■ **TASK OBJECTIVE**:
Read the entries below and pull out each line with the string "that".

** BEGIN THE RECORDS **

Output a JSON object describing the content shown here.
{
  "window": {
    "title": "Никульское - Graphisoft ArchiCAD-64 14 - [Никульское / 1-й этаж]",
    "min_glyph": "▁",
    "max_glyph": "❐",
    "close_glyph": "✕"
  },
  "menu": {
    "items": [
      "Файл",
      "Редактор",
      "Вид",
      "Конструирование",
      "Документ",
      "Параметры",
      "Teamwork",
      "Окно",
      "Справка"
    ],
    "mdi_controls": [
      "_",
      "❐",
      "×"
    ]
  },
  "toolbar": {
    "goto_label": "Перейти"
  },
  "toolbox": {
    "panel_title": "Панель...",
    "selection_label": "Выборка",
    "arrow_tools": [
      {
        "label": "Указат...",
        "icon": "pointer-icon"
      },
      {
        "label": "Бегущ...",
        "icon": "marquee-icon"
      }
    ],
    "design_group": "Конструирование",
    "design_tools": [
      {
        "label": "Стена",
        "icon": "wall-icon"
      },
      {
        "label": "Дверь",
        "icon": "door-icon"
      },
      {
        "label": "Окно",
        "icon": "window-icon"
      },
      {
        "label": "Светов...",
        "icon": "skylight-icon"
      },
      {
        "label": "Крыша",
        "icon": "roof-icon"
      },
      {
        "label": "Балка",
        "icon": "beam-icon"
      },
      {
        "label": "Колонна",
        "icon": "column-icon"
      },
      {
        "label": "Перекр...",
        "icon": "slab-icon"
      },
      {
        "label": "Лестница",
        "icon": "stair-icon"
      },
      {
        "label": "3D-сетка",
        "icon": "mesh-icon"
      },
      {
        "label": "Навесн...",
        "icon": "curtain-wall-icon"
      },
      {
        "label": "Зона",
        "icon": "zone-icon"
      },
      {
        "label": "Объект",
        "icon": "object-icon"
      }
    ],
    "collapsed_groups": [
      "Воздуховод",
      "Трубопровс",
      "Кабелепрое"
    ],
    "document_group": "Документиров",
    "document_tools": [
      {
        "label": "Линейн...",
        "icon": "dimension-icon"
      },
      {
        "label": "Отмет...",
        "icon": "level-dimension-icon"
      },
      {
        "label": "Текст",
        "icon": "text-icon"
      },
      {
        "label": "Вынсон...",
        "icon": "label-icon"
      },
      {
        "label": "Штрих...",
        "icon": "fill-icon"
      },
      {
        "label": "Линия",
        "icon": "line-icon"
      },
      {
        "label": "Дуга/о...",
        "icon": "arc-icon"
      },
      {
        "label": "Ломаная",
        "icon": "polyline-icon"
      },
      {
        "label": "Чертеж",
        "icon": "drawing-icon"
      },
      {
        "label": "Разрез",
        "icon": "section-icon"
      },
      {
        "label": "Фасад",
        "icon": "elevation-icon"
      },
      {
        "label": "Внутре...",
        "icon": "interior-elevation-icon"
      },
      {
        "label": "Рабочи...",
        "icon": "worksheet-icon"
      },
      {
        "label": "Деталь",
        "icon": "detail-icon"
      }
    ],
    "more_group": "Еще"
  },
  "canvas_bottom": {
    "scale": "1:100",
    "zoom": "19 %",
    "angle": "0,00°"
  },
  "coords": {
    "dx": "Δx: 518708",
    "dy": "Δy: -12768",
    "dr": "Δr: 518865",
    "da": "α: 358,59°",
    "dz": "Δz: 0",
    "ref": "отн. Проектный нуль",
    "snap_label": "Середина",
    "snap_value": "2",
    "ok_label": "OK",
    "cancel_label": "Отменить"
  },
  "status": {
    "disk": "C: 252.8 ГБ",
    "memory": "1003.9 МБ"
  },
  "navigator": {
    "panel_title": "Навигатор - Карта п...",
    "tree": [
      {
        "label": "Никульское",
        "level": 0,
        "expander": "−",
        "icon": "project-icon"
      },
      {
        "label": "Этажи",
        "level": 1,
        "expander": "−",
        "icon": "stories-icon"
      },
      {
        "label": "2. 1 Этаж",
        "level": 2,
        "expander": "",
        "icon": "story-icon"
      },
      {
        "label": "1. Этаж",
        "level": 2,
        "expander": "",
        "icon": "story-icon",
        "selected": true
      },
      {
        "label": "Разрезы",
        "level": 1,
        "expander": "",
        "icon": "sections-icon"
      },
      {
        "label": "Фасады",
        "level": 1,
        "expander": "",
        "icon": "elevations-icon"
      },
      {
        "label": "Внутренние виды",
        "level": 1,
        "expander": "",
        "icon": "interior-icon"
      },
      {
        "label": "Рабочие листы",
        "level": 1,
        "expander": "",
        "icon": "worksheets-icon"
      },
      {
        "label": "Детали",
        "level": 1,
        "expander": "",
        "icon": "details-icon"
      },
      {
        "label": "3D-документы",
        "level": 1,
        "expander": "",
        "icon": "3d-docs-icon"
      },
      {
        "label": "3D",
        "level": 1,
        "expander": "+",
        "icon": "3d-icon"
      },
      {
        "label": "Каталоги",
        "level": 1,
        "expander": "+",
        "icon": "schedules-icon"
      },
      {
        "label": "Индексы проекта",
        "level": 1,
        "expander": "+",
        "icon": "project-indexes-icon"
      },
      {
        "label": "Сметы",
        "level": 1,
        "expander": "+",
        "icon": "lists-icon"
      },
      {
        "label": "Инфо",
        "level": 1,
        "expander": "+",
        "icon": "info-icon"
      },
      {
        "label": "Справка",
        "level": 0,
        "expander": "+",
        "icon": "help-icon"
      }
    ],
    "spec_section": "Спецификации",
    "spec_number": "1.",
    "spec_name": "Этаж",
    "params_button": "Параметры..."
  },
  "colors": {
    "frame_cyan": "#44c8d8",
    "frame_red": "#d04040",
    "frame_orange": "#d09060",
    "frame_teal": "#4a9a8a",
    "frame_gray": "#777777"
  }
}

** END THE RECORDS **
** BEGIN THE RECORDS **

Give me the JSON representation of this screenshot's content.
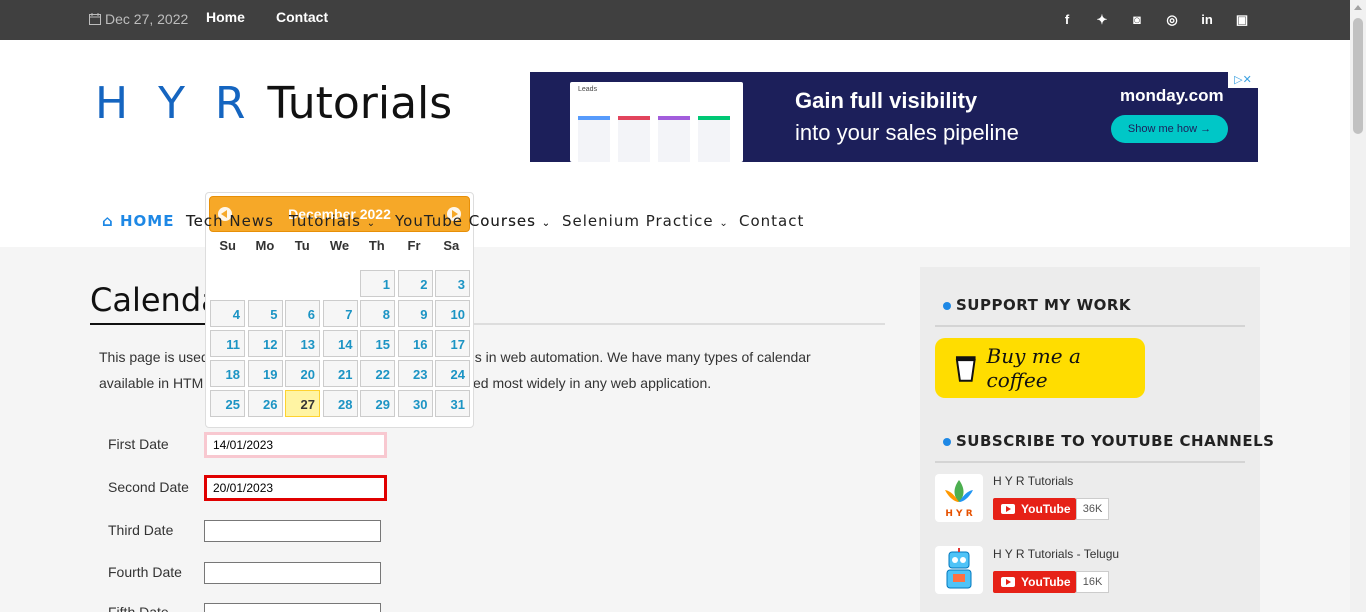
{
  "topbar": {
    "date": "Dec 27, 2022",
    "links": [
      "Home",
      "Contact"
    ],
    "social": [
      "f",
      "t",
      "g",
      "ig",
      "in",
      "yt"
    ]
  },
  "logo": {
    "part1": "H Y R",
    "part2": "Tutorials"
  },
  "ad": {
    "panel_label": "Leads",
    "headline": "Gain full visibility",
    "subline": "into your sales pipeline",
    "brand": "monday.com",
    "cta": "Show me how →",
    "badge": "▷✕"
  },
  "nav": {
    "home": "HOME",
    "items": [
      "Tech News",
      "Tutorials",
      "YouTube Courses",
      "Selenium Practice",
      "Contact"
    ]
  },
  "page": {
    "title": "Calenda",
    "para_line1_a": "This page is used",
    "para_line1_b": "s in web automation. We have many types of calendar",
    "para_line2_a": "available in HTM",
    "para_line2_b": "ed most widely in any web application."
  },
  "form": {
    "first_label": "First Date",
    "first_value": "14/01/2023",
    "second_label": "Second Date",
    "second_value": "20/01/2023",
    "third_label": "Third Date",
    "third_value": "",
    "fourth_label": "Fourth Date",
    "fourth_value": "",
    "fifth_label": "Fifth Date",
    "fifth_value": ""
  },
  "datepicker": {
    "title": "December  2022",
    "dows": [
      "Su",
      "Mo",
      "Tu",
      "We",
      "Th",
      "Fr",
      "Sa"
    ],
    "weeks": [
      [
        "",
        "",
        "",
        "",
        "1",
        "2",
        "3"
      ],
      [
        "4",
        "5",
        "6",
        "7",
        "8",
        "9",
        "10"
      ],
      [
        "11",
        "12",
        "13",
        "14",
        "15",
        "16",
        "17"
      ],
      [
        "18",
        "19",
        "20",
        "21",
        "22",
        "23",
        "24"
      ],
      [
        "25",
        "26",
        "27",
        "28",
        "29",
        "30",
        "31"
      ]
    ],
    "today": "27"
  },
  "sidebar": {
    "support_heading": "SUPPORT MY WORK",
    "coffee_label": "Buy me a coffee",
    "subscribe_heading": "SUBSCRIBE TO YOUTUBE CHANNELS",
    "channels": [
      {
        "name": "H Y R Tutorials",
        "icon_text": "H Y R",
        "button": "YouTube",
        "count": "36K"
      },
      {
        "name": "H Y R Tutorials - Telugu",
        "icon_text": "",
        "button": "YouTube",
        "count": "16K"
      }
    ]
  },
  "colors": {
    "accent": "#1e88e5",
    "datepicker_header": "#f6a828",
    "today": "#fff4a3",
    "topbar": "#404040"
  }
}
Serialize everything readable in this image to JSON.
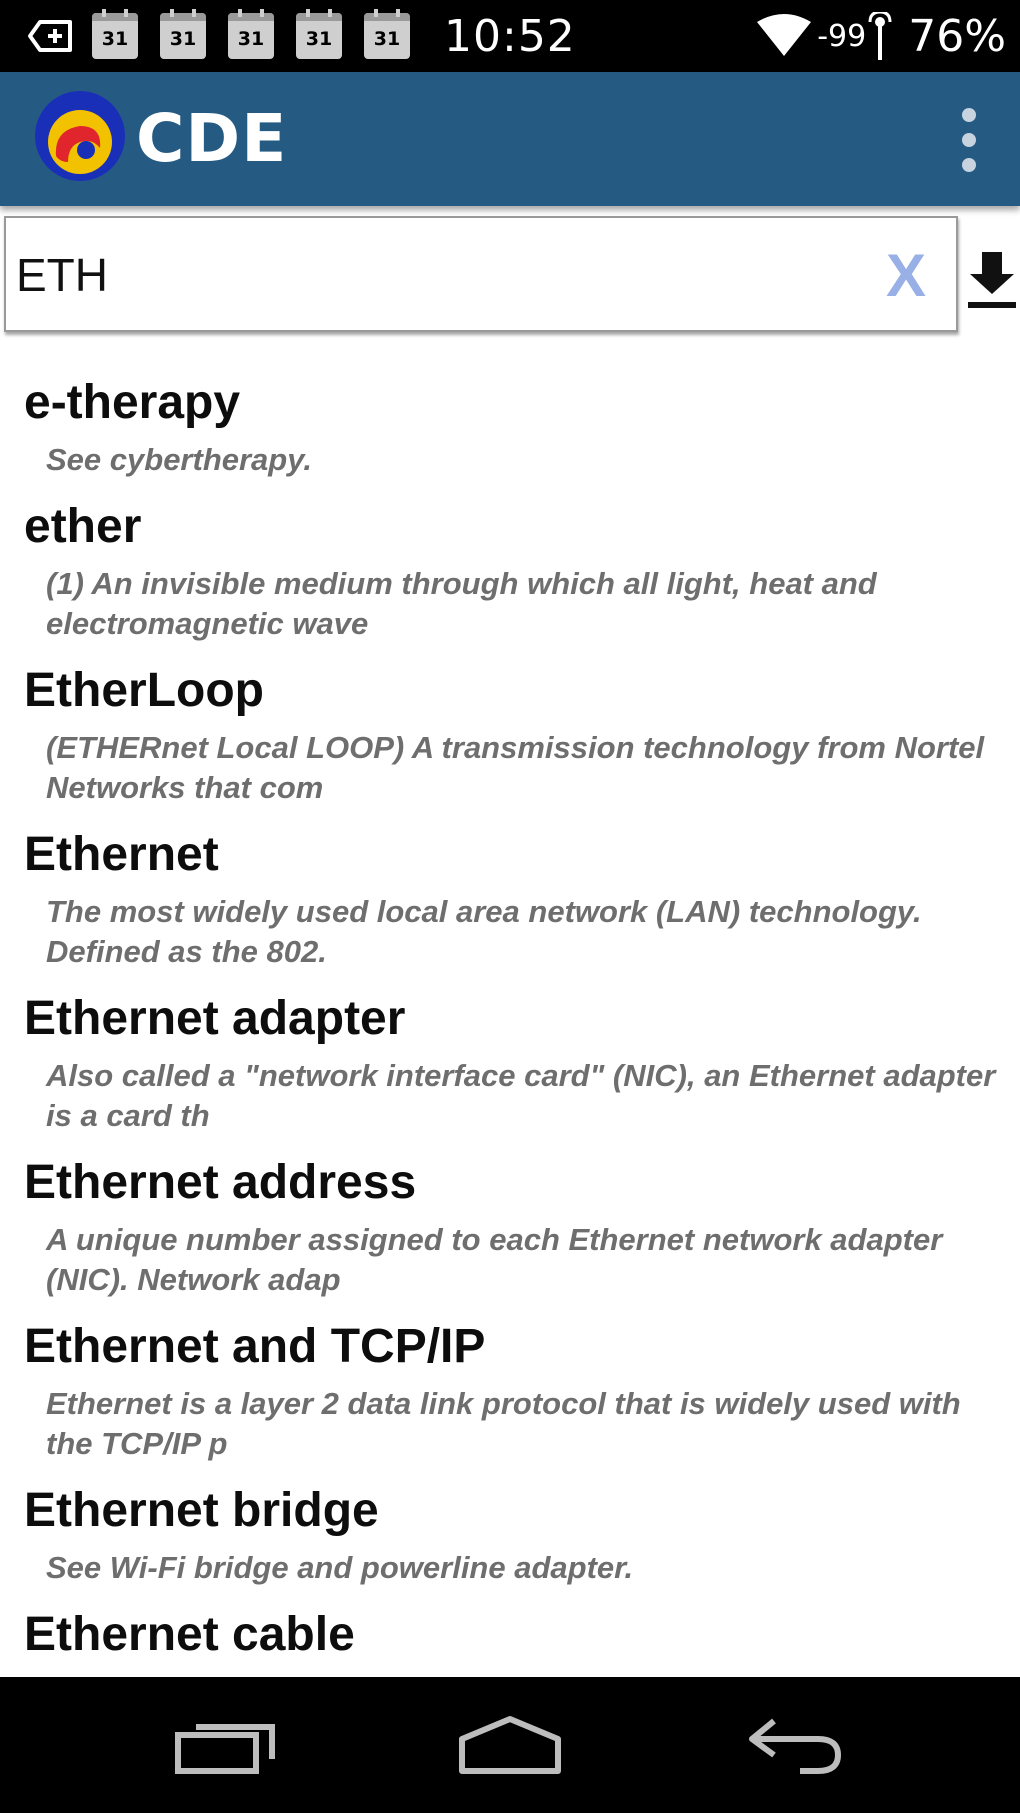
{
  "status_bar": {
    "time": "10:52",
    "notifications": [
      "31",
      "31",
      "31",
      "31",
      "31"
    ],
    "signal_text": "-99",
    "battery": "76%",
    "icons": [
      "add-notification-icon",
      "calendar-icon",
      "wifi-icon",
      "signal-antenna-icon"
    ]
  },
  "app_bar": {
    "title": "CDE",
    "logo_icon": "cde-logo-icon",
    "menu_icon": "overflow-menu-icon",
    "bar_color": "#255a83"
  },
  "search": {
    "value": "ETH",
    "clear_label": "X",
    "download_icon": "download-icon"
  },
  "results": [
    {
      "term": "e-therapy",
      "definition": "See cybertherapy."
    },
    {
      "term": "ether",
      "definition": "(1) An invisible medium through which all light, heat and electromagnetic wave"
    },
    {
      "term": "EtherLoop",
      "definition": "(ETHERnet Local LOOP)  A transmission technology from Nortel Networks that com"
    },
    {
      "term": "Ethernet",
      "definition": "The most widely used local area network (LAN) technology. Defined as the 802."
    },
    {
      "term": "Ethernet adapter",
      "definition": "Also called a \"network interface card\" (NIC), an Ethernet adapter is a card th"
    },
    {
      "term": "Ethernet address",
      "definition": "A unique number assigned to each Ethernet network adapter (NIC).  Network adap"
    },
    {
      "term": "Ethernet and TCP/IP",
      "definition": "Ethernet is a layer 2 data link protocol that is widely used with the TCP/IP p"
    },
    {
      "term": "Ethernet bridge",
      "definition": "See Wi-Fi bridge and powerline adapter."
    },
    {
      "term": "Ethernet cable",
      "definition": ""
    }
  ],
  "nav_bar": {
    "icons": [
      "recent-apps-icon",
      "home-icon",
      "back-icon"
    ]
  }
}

** END THE RECORDS **

■ **TASK RESPONSE**:
      "definition": "(ETHERnet Local LOOP)  A transmission technology from Nortel Networks that com"
      "definition": "Ethernet is a layer 2 data link protocol that is widely used with the TCP/IP p"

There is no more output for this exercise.